— RECORDS SHOWN —
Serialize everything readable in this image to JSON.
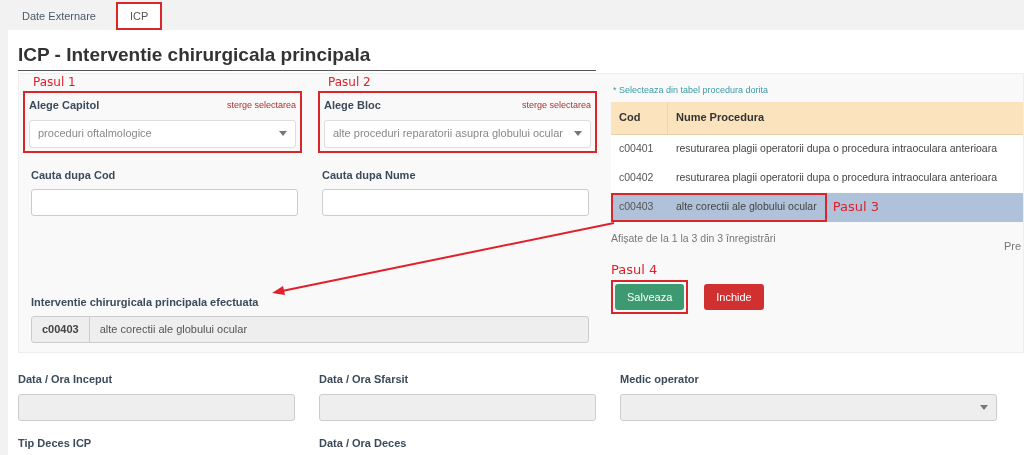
{
  "tabs": [
    {
      "label": "Date Externare",
      "selected": false,
      "annotated": false
    },
    {
      "label": "ICP",
      "selected": true,
      "annotated": true
    }
  ],
  "title": "ICP - Interventie chirurgicala principala",
  "selectors": [
    {
      "step": "Pasul 1",
      "label": "Alege Capitol",
      "clear_link": "sterge selectarea",
      "value": "proceduri oftalmologice",
      "annotated": true
    },
    {
      "step": "Pasul 2",
      "label": "Alege Bloc",
      "clear_link": "sterge selectarea",
      "value": "alte proceduri reparatorii asupra globului ocular",
      "annotated": true
    }
  ],
  "search_fields": [
    {
      "label": "Cauta dupa Cod"
    },
    {
      "label": "Cauta dupa Nume"
    }
  ],
  "result": {
    "label": "Interventie chirurgicala principala efectuata",
    "code": "c00403",
    "name": "alte corectii ale globului ocular"
  },
  "procedure_table": {
    "note": "* Selecteaza din tabel procedura dorita",
    "columns": [
      "Cod",
      "Nume Procedura"
    ],
    "rows": [
      {
        "code": "c00401",
        "name": "resuturarea plagii operatorii dupa o procedura intraoculara anterioara",
        "selected": false,
        "annotated": false
      },
      {
        "code": "c00402",
        "name": "resuturarea plagii operatorii dupa o procedura intraoculara anterioara",
        "selected": false,
        "annotated": false
      },
      {
        "code": "c00403",
        "name": "alte corectii ale globului ocular",
        "selected": true,
        "annotated": true,
        "step": "Pasul 3"
      }
    ],
    "info": "Afișate de la 1 la 3 din 3 înregistrări",
    "pager": "Pre"
  },
  "actions": {
    "step": "Pasul 4",
    "buttons": [
      {
        "label": "Salveaza",
        "kind": "save",
        "annotated": true
      },
      {
        "label": "Inchide",
        "kind": "close",
        "annotated": false
      }
    ]
  },
  "details": [
    {
      "label": "Data / Ora Inceput",
      "kind": "text"
    },
    {
      "label": "Data / Ora Sfarsit",
      "kind": "text"
    },
    {
      "label": "Medic operator",
      "kind": "select"
    },
    {
      "label": "Tip Deces ICP",
      "kind": "text"
    },
    {
      "label": "Data / Ora Deces",
      "kind": "text"
    }
  ]
}
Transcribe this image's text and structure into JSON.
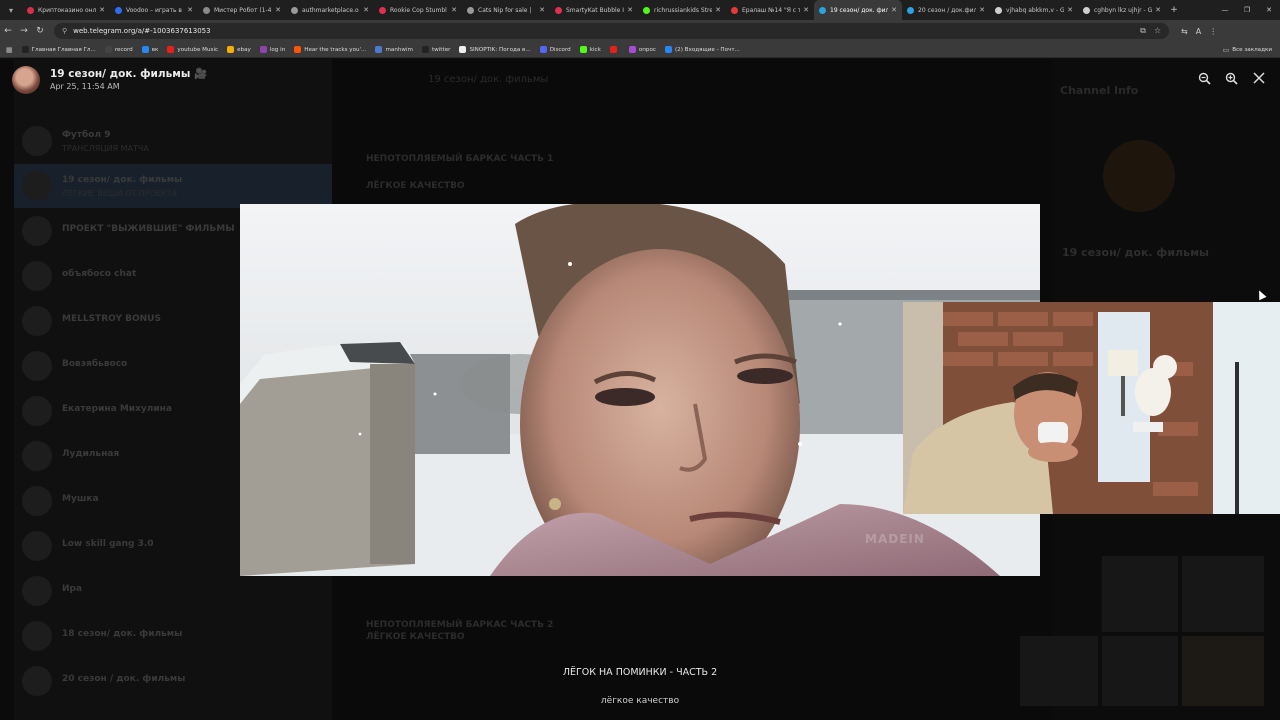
{
  "browser": {
    "tabs": [
      {
        "title": "Криптоказино онл",
        "color": "#d9304a"
      },
      {
        "title": "Voodoo – играть в",
        "color": "#2d6df0"
      },
      {
        "title": "Мистер Робот (1-4",
        "color": "#8a8a8a"
      },
      {
        "title": "authmarketplace.o",
        "color": "#9a9a9a"
      },
      {
        "title": "Rookie Cop Stumbl",
        "color": "#e03050"
      },
      {
        "title": "Cats Nip for sale |",
        "color": "#9a9a9a"
      },
      {
        "title": "SmartyKat Bubble I",
        "color": "#e03050"
      },
      {
        "title": "richrussiankids Stre",
        "color": "#53fc18"
      },
      {
        "title": "Ералаш №14 \"Я с т",
        "color": "#e53935"
      },
      {
        "title": "19 сезон/ док. фил",
        "color": "#2aa3e0",
        "active": true
      },
      {
        "title": "20 сезон / док.фил",
        "color": "#2aa3e0"
      },
      {
        "title": "vjhabq abkkm,v - G",
        "color": "#cfcfcf"
      },
      {
        "title": "cghbyn lkz ujhjr - G",
        "color": "#cfcfcf"
      }
    ],
    "address": "web.telegram.org/a/#-1003637613053",
    "bookmarks": [
      {
        "label": "Главная Главная Гл...",
        "color": "#222"
      },
      {
        "label": "record",
        "color": "#444"
      },
      {
        "label": "вк",
        "color": "#2787f5"
      },
      {
        "label": "youtube Music",
        "color": "#e62117"
      },
      {
        "label": "ebay",
        "color": "#f5af02"
      },
      {
        "label": "log in",
        "color": "#8e44ad"
      },
      {
        "label": "Hear the tracks you'...",
        "color": "#ff5500"
      },
      {
        "label": "manhwim",
        "color": "#4a7bd0"
      },
      {
        "label": "twitter",
        "color": "#222"
      },
      {
        "label": "SINOPTIK: Погода в...",
        "color": "#eee"
      },
      {
        "label": "Discord",
        "color": "#5865f2"
      },
      {
        "label": "kick",
        "color": "#53fc18"
      },
      {
        "label": "",
        "color": "#e62117"
      },
      {
        "label": "опрос",
        "color": "#a84bd8"
      },
      {
        "label": "(2) Входящие - Почт...",
        "color": "#2787f5"
      }
    ],
    "all_bookmarks": "Все закладки"
  },
  "viewer": {
    "sender_name": "19 сезон/ док. фильмы 🎥",
    "date": "Apr 25, 11:54 AM",
    "caption_title": "ЛЁГОК НА ПОМИНКИ - ЧАСТЬ 2",
    "caption_sub": "лёгкое качество",
    "watermark": "MADEIN"
  },
  "background": {
    "chat_title": "19 сезон/ док. фильмы",
    "right_title": "Channel Info",
    "right_name": "19 сезон/ док. фильмы",
    "chats": [
      {
        "name": "Футбол 9",
        "preview": "ТРАНСЛЯЦИЯ МАТЧА"
      },
      {
        "name": "19 сезон/ док. фильмы",
        "preview": "ЛЁГКИЕ ВЕЩИ ОТ ПРОЕКТА",
        "selected": true
      },
      {
        "name": "ПРОЕКТ \"ВЫЖИВШИЕ\" ФИЛЬМЫ",
        "preview": ""
      },
      {
        "name": "объябосо chat",
        "preview": ""
      },
      {
        "name": "MELLSTROY BONUS",
        "preview": ""
      },
      {
        "name": "Вовэябьвосо",
        "preview": ""
      },
      {
        "name": "Екатерина Михулина",
        "preview": ""
      },
      {
        "name": "Лудильная",
        "preview": ""
      },
      {
        "name": "Мушка",
        "preview": ""
      },
      {
        "name": "Low skill gang 3.0",
        "preview": ""
      },
      {
        "name": "Ира",
        "preview": ""
      },
      {
        "name": "18 сезон/ док. фильмы",
        "preview": ""
      },
      {
        "name": "20 сезон / док. фильмы",
        "preview": ""
      }
    ],
    "messages": [
      "НЕПОТОПЛЯЕМЫЙ БАРКАС ЧАСТЬ 1",
      "ЛЁГКОЕ КАЧЕСТВО",
      "НЕПОТОПЛЯЕМЫЙ БАРКАС ЧАСТЬ 2",
      "ЛЁГКОЕ КАЧЕСТВО"
    ]
  }
}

— SET PROBLEM —
Exactly as written, return every line of the listing, but not the pictures.

— SOLVED EXERCISE —
Serialize everything readable in this image to JSON.
{
  "tabs": [
    {
      "label": "Date Externare",
      "selected": false,
      "annotated": false
    },
    {
      "label": "ICP",
      "selected": true,
      "annotated": true
    }
  ],
  "title": "ICP - Interventie chirurgicala principala",
  "selectors": [
    {
      "step": "Pasul 1",
      "label": "Alege Capitol",
      "clear_link": "sterge selectarea",
      "value": "proceduri oftalmologice",
      "annotated": true
    },
    {
      "step": "Pasul 2",
      "label": "Alege Bloc",
      "clear_link": "sterge selectarea",
      "value": "alte proceduri reparatorii asupra globului ocular",
      "annotated": true
    }
  ],
  "search_fields": [
    {
      "label": "Cauta dupa Cod"
    },
    {
      "label": "Cauta dupa Nume"
    }
  ],
  "result": {
    "label": "Interventie chirurgicala principala efectuata",
    "code": "c00403",
    "name": "alte corectii ale globului ocular"
  },
  "procedure_table": {
    "note": "* Selecteaza din tabel procedura dorita",
    "columns": [
      "Cod",
      "Nume Procedura"
    ],
    "rows": [
      {
        "code": "c00401",
        "name": "resuturarea plagii operatorii dupa o procedura intraoculara anterioara",
        "selected": false,
        "annotated": false
      },
      {
        "code": "c00402",
        "name": "resuturarea plagii operatorii dupa o procedura intraoculara anterioara",
        "selected": false,
        "annotated": false
      },
      {
        "code": "c00403",
        "name": "alte corectii ale globului ocular",
        "selected": true,
        "annotated": true,
        "step": "Pasul 3"
      }
    ],
    "info": "Afișate de la 1 la 3 din 3 înregistrări",
    "pager": "Pre"
  },
  "actions": {
    "step": "Pasul 4",
    "buttons": [
      {
        "label": "Salveaza",
        "kind": "save",
        "annotated": true
      },
      {
        "label": "Inchide",
        "kind": "close",
        "annotated": false
      }
    ]
  },
  "details": [
    {
      "label": "Data / Ora Inceput",
      "kind": "text"
    },
    {
      "label": "Data / Ora Sfarsit",
      "kind": "text"
    },
    {
      "label": "Medic operator",
      "kind": "select"
    },
    {
      "label": "Tip Deces ICP",
      "kind": "text"
    },
    {
      "label": "Data / Ora Deces",
      "kind": "text"
    }
  ]
}
Transcribe this image's text and structure into JSON.
{
  "browser": {
    "tabs": [
      {
        "title": "Криптоказино онл",
        "color": "#d9304a"
      },
      {
        "title": "Voodoo – играть в",
        "color": "#2d6df0"
      },
      {
        "title": "Мистер Робот (1-4",
        "color": "#8a8a8a"
      },
      {
        "title": "authmarketplace.o",
        "color": "#9a9a9a"
      },
      {
        "title": "Rookie Cop Stumbl",
        "color": "#e03050"
      },
      {
        "title": "Cats Nip for sale |",
        "color": "#9a9a9a"
      },
      {
        "title": "SmartyKat Bubble I",
        "color": "#e03050"
      },
      {
        "title": "richrussiankids Stre",
        "color": "#53fc18"
      },
      {
        "title": "Ералаш №14 \"Я с т",
        "color": "#e53935"
      },
      {
        "title": "19 сезон/ док. фил",
        "color": "#2aa3e0",
        "active": true
      },
      {
        "title": "20 сезон / док.фил",
        "color": "#2aa3e0"
      },
      {
        "title": "vjhabq abkkm,v - G",
        "color": "#cfcfcf"
      },
      {
        "title": "cghbyn lkz ujhjr - G",
        "color": "#cfcfcf"
      }
    ],
    "address": "web.telegram.org/a/#-1003637613053",
    "bookmarks": [
      {
        "label": "Главная Главная Гл...",
        "color": "#222"
      },
      {
        "label": "record",
        "color": "#444"
      },
      {
        "label": "вк",
        "color": "#2787f5"
      },
      {
        "label": "youtube Music",
        "color": "#e62117"
      },
      {
        "label": "ebay",
        "color": "#f5af02"
      },
      {
        "label": "log in",
        "color": "#8e44ad"
      },
      {
        "label": "Hear the tracks you'...",
        "color": "#ff5500"
      },
      {
        "label": "manhwim",
        "color": "#4a7bd0"
      },
      {
        "label": "twitter",
        "color": "#222"
      },
      {
        "label": "SINOPTIK: Погода в...",
        "color": "#eee"
      },
      {
        "label": "Discord",
        "color": "#5865f2"
      },
      {
        "label": "kick",
        "color": "#53fc18"
      },
      {
        "label": "",
        "color": "#e62117"
      },
      {
        "label": "опрос",
        "color": "#a84bd8"
      },
      {
        "label": "(2) Входящие - Почт...",
        "color": "#2787f5"
      }
    ],
    "all_bookmarks": "Все закладки"
  },
  "viewer": {
    "sender_name": "19 сезон/ док. фильмы 🎥",
    "date": "Apr 25, 11:54 AM",
    "caption_title": "ЛЁГОК НА ПОМИНКИ - ЧАСТЬ 2",
    "caption_sub": "лёгкое качество",
    "watermark": "MADEIN"
  },
  "background": {
    "chat_title": "19 сезон/ док. фильмы",
    "right_title": "Channel Info",
    "right_name": "19 сезон/ док. фильмы",
    "chats": [
      {
        "name": "Футбол 9",
        "preview": "ТРАНСЛЯЦИЯ МАТЧА"
      },
      {
        "name": "19 сезон/ док. фильмы",
        "preview": "ЛЁГКИЕ ВЕЩИ ОТ ПРОЕКТА",
        "selected": true
      },
      {
        "name": "ПРОЕКТ \"ВЫЖИВШИЕ\" ФИЛЬМЫ",
        "preview": ""
      },
      {
        "name": "объябосо chat",
        "preview": ""
      },
      {
        "name": "MELLSTROY BONUS",
        "preview": ""
      },
      {
        "name": "Вовэябьвосо",
        "preview": ""
      },
      {
        "name": "Екатерина Михулина",
        "preview": ""
      },
      {
        "name": "Лудильная",
        "preview": ""
      },
      {
        "name": "Мушка",
        "preview": ""
      },
      {
        "name": "Low skill gang 3.0",
        "preview": ""
      },
      {
        "name": "Ира",
        "preview": ""
      },
      {
        "name": "18 сезон/ док. фильмы",
        "preview": ""
      },
      {
        "name": "20 сезон / док. фильмы",
        "preview": ""
      }
    ],
    "messages": [
      "НЕПОТОПЛЯЕМЫЙ БАРКАС ЧАСТЬ 1",
      "ЛЁГКОЕ КАЧЕСТВО",
      "НЕПОТОПЛЯЕМЫЙ БАРКАС ЧАСТЬ 2",
      "ЛЁГКОЕ КАЧЕСТВО"
    ]
  }
}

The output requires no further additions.